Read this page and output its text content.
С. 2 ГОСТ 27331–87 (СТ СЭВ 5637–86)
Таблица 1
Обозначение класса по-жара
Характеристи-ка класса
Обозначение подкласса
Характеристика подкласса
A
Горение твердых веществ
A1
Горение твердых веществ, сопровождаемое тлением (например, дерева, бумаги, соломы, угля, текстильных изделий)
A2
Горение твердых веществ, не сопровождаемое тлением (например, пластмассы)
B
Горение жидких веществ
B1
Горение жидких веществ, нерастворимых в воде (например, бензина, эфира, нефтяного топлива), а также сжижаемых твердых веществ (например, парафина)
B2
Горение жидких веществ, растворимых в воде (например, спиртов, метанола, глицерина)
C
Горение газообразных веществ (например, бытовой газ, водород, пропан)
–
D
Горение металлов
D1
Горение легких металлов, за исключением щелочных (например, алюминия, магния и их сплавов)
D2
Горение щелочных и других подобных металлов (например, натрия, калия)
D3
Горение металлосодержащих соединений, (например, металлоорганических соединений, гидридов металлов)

· · · ·

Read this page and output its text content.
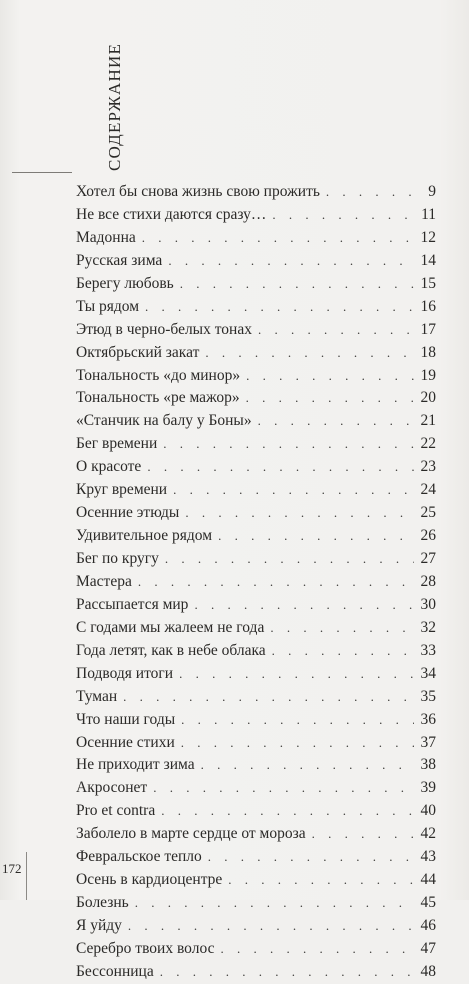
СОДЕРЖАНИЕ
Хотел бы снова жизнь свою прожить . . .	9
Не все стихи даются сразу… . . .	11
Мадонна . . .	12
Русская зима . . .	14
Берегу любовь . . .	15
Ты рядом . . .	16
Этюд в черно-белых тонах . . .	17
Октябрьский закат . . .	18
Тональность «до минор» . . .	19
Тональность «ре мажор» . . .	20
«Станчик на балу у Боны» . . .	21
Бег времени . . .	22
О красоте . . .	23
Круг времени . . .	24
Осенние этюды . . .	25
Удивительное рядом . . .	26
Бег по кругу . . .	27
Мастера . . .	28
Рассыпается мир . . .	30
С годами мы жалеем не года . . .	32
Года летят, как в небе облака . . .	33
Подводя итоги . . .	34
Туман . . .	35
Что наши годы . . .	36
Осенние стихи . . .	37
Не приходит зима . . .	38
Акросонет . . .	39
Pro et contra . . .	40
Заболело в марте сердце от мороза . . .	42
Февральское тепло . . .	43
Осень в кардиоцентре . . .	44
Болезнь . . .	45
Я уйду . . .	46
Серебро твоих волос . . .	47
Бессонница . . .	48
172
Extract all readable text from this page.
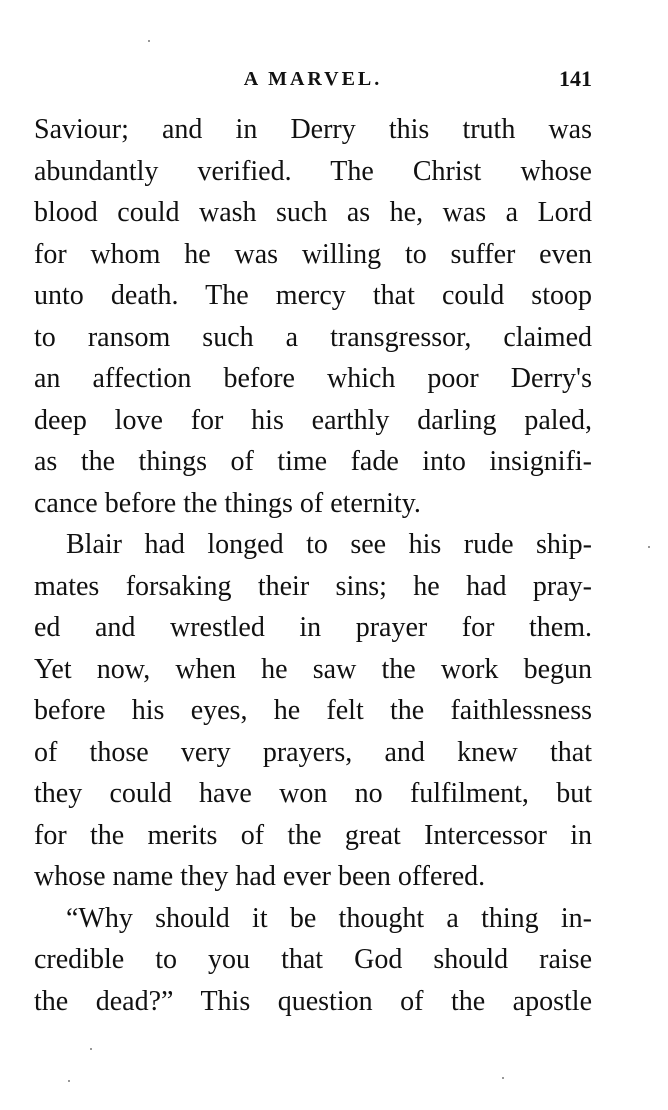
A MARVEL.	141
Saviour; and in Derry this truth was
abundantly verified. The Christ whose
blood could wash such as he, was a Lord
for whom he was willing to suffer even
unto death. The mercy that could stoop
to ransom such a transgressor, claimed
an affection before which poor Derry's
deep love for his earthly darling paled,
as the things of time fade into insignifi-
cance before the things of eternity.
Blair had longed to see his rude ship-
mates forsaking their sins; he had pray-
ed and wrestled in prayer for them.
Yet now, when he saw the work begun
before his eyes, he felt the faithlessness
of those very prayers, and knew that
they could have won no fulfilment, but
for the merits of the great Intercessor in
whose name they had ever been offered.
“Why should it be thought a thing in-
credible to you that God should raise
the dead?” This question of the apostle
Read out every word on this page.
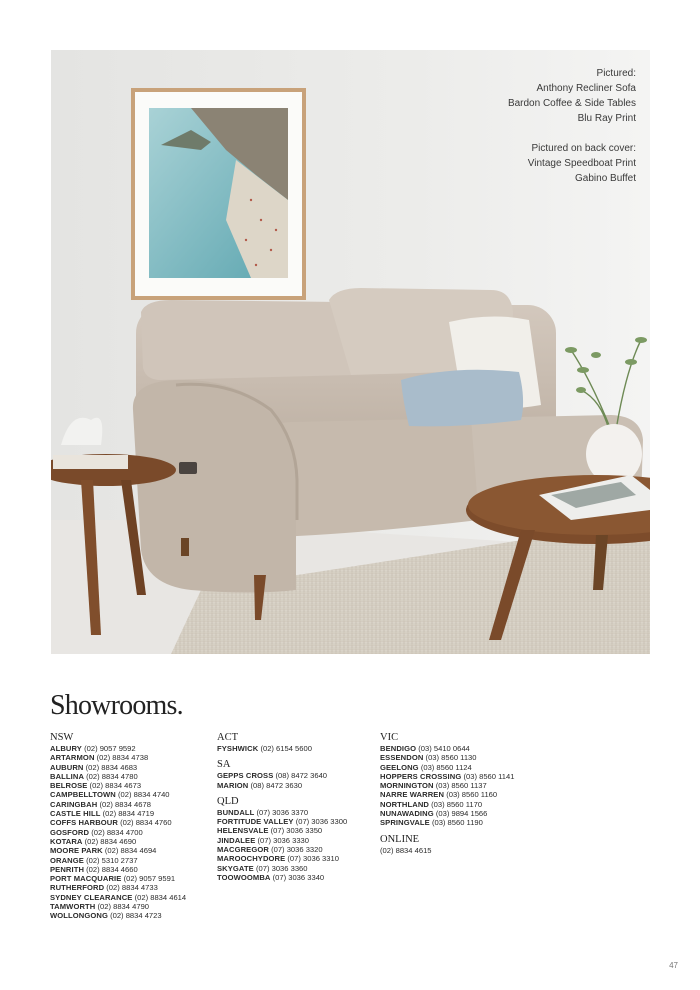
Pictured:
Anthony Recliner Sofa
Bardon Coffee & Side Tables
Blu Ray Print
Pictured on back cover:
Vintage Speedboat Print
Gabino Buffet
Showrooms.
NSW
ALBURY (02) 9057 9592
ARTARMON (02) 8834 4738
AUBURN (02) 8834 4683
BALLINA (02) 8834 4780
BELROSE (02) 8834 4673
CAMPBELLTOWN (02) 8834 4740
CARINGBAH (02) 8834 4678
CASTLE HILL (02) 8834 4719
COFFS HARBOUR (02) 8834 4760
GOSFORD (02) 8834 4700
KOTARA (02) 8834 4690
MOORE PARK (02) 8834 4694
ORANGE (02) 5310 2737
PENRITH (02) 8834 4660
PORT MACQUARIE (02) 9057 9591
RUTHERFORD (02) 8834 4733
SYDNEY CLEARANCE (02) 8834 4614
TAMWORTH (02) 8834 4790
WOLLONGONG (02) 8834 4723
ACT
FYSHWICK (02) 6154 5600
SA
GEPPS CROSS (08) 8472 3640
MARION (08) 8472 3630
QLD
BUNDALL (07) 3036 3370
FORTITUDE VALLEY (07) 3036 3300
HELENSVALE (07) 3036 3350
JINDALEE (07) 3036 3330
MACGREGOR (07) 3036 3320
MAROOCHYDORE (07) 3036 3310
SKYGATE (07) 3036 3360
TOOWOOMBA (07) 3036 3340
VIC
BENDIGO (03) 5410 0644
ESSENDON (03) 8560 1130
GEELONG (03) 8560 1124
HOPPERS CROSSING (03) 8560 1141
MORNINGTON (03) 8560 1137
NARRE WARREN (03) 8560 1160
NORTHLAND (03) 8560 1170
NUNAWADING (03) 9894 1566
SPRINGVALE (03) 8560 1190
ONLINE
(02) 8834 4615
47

· · · ·

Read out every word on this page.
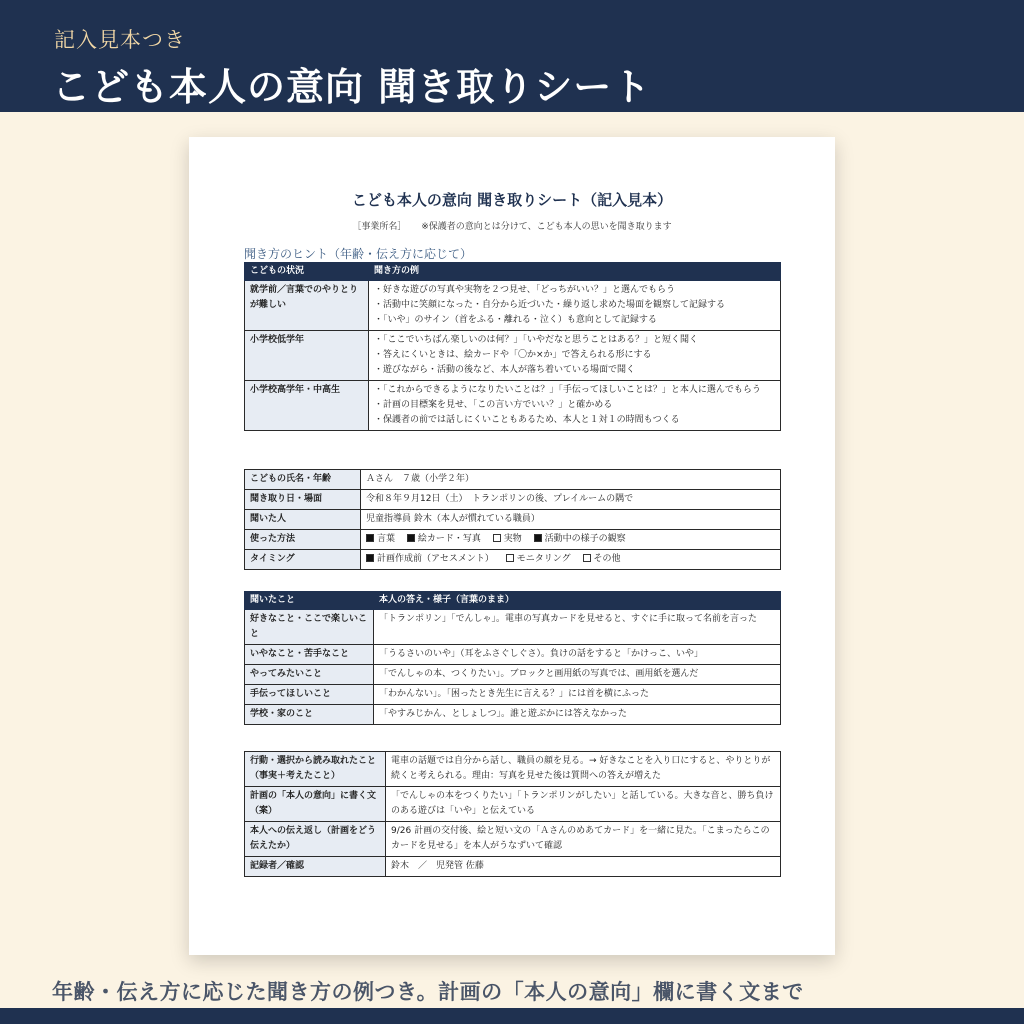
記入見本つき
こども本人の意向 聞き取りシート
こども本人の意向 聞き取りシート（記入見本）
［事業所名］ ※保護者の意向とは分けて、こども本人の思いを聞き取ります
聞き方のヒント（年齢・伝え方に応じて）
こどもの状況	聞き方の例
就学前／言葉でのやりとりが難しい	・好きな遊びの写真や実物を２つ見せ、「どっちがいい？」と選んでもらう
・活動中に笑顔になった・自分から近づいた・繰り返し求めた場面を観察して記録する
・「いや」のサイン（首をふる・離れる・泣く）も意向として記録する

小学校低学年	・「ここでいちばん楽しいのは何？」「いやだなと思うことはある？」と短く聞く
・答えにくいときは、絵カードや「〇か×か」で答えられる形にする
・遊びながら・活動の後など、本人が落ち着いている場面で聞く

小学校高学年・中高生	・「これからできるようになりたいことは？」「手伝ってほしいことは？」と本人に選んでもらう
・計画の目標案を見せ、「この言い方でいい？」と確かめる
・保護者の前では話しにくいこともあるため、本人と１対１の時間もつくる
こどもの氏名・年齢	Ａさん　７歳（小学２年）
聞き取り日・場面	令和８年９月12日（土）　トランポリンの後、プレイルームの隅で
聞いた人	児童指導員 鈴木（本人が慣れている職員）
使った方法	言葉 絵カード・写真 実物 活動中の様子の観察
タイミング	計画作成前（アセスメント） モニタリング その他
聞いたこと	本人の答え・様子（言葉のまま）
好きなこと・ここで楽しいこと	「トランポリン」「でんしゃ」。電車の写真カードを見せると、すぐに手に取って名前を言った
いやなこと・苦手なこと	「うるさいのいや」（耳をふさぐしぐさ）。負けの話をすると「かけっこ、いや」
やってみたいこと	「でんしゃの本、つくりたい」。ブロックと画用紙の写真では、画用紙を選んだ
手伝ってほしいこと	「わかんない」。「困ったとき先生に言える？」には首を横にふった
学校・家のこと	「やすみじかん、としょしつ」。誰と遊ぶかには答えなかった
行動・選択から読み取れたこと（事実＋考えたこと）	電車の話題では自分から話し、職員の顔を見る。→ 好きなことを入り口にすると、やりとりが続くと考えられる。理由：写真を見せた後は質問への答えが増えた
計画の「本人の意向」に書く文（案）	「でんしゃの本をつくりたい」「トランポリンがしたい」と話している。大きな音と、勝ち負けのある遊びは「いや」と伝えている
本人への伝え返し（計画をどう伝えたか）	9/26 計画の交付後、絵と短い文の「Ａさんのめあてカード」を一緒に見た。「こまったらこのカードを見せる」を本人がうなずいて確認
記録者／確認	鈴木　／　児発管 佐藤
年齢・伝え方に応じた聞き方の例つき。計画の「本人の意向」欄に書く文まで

· · · ·

WRITTEN PROBLEM
Look through the lines above and collect those with the word "こども本人の意向".

THE RESULT
こども本人の意向 聞き取りシート
こども本人の意向 聞き取りシート（記入見本）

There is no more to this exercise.